# WHAT IS NEEDED
Check every line of the entries for "JSON", and copy the lines that hold it.

▬▬▬

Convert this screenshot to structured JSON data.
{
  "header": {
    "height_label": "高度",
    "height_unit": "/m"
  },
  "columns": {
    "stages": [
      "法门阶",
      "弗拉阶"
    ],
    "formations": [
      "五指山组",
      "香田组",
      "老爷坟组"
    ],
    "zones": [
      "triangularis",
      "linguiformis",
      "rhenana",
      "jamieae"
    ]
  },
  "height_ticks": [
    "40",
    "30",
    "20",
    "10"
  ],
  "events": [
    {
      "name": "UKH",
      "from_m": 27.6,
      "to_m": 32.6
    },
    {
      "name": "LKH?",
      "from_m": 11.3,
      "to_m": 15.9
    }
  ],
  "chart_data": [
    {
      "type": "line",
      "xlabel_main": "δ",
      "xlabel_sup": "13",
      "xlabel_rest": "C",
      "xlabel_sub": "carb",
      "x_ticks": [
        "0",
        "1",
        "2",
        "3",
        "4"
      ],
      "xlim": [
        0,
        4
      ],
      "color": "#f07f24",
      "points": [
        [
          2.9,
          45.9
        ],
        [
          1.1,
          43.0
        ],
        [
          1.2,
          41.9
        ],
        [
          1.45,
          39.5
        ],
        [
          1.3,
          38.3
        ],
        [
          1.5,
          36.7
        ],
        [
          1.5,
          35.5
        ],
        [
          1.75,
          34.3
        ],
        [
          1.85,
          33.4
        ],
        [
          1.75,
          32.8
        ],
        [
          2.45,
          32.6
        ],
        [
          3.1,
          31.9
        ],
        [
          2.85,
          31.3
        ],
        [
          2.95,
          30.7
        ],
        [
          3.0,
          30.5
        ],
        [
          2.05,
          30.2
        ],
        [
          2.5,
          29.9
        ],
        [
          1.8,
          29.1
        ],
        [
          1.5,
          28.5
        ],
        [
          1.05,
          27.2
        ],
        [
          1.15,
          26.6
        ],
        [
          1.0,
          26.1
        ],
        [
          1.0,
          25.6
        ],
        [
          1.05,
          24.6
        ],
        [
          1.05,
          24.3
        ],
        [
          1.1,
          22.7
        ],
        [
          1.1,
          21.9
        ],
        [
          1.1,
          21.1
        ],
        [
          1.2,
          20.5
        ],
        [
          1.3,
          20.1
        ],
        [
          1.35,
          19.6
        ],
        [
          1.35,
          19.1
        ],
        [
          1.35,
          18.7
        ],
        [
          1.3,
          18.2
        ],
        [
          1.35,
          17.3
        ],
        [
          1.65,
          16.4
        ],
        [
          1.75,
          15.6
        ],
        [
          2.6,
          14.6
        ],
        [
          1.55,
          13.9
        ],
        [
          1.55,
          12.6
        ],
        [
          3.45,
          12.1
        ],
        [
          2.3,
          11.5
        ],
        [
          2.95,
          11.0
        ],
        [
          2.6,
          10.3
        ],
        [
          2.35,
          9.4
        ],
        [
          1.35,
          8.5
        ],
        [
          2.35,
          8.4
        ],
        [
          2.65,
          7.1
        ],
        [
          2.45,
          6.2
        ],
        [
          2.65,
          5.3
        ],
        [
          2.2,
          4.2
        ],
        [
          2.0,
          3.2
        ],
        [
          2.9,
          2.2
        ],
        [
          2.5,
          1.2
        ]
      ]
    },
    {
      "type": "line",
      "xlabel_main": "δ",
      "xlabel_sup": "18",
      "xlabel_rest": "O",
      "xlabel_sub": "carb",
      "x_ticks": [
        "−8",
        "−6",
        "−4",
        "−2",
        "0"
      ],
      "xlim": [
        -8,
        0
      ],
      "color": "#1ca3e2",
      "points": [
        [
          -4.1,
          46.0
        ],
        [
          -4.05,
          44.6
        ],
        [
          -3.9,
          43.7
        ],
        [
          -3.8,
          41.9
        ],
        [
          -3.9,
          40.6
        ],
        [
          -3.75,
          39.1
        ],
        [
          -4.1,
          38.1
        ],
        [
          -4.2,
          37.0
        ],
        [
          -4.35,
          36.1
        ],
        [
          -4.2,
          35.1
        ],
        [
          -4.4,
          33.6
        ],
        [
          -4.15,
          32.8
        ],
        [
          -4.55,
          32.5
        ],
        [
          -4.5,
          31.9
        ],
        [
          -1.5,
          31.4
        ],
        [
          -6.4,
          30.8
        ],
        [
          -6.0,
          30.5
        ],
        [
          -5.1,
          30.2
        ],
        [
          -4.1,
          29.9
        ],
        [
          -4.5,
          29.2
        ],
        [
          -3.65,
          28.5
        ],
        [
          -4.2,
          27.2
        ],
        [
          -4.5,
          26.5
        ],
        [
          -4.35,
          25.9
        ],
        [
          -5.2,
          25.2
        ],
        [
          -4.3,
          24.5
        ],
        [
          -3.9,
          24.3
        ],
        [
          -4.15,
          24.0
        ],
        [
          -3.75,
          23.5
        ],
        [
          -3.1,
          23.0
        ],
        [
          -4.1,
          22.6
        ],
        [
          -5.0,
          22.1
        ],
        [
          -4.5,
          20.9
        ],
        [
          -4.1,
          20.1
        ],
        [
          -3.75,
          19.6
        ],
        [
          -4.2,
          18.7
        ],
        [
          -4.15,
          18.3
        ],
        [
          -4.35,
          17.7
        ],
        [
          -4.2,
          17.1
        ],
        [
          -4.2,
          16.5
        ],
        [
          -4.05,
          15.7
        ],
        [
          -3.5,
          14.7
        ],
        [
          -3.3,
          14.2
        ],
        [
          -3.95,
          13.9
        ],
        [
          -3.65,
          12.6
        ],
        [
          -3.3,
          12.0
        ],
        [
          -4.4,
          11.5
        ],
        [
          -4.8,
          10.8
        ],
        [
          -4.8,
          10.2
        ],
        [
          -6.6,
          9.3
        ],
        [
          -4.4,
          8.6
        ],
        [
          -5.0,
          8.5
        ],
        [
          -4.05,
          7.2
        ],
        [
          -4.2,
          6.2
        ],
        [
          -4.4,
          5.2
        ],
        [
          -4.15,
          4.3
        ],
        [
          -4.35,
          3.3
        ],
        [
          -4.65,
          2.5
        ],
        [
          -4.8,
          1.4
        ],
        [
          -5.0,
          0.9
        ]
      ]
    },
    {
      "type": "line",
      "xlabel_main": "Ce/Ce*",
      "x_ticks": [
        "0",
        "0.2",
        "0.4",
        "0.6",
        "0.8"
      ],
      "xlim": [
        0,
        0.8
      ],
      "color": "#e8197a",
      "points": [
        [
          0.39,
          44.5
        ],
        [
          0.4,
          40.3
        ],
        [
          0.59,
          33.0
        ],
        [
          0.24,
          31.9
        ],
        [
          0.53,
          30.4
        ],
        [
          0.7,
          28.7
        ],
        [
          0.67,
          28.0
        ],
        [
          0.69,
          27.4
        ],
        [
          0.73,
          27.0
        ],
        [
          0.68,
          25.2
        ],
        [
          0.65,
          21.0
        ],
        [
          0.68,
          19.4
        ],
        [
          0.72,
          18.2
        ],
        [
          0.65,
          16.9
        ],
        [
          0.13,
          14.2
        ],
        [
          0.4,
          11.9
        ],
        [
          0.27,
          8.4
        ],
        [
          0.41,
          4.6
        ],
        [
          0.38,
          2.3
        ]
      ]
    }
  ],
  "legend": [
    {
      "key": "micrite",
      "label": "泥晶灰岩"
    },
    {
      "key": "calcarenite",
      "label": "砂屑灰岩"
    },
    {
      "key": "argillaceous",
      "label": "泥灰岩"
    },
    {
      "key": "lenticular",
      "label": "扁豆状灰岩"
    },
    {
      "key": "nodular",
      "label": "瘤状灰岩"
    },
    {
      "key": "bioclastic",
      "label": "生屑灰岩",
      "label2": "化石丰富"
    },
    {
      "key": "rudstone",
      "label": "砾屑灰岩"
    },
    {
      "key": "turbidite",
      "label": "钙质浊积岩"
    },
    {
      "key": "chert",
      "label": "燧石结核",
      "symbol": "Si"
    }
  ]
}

▬▬▬

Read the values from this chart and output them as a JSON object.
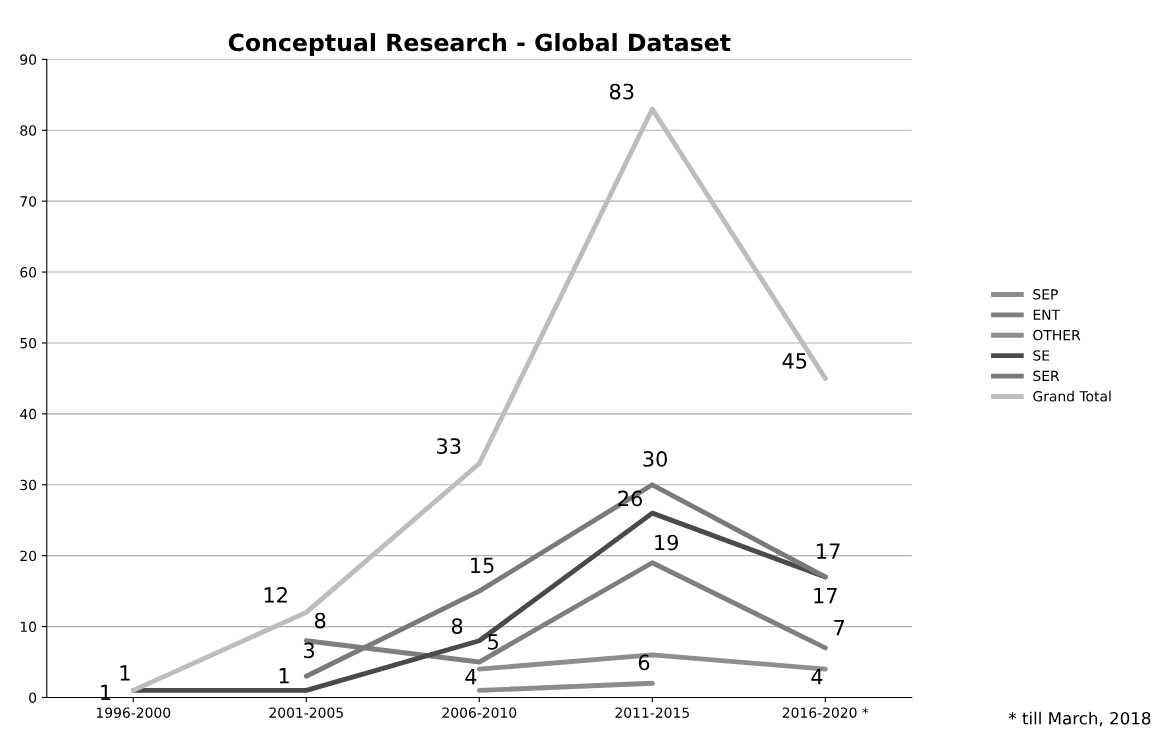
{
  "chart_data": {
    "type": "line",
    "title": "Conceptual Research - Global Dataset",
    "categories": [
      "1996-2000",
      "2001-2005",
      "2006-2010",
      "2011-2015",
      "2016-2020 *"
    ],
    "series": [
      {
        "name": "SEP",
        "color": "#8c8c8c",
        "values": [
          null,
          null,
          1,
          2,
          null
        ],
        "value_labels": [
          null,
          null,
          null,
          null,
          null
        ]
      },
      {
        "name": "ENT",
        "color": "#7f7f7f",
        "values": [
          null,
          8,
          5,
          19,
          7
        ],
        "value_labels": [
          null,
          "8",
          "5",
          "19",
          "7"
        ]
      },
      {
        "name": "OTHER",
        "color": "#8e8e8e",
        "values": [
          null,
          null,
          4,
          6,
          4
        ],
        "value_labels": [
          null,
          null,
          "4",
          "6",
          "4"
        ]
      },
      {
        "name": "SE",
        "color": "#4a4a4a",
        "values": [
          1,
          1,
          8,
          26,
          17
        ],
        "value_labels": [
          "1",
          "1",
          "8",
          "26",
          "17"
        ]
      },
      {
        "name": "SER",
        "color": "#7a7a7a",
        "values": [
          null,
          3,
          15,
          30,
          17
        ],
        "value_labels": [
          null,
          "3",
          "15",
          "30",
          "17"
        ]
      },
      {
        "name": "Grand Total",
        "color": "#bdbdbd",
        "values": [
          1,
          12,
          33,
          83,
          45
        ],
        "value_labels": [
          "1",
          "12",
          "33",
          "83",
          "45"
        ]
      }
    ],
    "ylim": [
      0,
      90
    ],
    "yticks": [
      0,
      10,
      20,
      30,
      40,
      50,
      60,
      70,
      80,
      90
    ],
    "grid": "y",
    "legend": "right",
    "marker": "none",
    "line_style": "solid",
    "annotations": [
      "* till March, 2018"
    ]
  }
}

▬▬▬

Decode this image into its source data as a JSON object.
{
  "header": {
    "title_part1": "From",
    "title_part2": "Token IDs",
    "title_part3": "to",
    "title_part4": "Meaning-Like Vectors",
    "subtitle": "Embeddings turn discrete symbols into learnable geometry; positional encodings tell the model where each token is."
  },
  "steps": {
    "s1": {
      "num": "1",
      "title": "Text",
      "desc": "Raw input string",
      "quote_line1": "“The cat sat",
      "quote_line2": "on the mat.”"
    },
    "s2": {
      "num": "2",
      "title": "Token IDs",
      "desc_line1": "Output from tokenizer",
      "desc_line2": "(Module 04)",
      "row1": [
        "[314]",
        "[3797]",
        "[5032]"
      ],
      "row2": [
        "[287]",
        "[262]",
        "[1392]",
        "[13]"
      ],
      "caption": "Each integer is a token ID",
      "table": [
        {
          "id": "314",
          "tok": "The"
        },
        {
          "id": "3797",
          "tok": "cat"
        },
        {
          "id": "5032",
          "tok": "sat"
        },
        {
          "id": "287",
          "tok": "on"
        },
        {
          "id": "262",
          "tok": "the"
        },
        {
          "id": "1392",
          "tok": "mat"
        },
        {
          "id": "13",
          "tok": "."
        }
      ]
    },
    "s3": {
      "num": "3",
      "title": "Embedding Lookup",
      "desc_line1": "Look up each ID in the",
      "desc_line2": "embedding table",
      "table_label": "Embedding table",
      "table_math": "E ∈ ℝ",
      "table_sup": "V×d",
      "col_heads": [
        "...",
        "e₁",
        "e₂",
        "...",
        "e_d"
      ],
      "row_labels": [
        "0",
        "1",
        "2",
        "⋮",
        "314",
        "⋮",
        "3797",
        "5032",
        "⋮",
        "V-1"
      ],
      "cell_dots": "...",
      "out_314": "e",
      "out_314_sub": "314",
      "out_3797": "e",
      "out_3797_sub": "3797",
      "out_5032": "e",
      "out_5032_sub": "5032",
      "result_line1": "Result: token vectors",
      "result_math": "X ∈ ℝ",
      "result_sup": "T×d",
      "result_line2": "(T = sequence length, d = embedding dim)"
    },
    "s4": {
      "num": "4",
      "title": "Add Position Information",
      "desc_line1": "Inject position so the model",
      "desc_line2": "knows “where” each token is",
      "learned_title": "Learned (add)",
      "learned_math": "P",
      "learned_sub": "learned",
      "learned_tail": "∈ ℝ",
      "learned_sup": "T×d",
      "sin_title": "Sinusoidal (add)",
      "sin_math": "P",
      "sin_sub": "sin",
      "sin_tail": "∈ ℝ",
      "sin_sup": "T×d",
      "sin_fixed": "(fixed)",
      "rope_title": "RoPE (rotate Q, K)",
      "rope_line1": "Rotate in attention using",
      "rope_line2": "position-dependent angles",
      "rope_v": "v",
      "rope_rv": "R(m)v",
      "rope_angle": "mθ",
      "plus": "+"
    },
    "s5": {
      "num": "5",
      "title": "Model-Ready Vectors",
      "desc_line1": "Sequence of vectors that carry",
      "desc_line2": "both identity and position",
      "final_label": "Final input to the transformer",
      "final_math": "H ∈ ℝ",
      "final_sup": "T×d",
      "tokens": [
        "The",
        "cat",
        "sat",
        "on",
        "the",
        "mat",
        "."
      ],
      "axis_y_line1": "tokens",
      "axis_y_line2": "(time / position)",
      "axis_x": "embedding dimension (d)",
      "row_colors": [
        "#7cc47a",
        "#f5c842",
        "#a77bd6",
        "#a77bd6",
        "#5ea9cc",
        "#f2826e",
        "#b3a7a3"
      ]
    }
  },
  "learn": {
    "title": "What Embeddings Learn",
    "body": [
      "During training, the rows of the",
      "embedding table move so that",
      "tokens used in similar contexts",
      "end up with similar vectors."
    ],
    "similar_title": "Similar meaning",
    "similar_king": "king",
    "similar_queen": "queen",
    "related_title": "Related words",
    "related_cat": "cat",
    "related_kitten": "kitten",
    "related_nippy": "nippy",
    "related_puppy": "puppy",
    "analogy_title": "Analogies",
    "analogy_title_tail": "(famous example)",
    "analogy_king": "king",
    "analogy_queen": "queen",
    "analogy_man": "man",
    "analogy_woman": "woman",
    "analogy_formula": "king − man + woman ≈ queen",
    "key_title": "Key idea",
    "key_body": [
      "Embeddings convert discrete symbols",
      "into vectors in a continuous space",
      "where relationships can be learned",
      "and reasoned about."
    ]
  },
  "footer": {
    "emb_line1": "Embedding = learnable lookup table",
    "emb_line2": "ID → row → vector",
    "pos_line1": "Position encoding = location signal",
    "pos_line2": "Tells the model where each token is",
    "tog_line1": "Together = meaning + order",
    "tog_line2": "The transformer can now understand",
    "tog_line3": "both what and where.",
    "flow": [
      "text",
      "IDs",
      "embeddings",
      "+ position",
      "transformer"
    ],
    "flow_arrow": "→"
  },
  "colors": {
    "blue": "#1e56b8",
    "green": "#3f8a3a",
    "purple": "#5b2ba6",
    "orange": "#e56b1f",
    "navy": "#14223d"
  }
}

▬▬▬

# SOLUTION
Convert this screenshot to structured JSON data.
Read the values from this chart and output them as a JSON object.
Decode this image into its source data as a JSON object.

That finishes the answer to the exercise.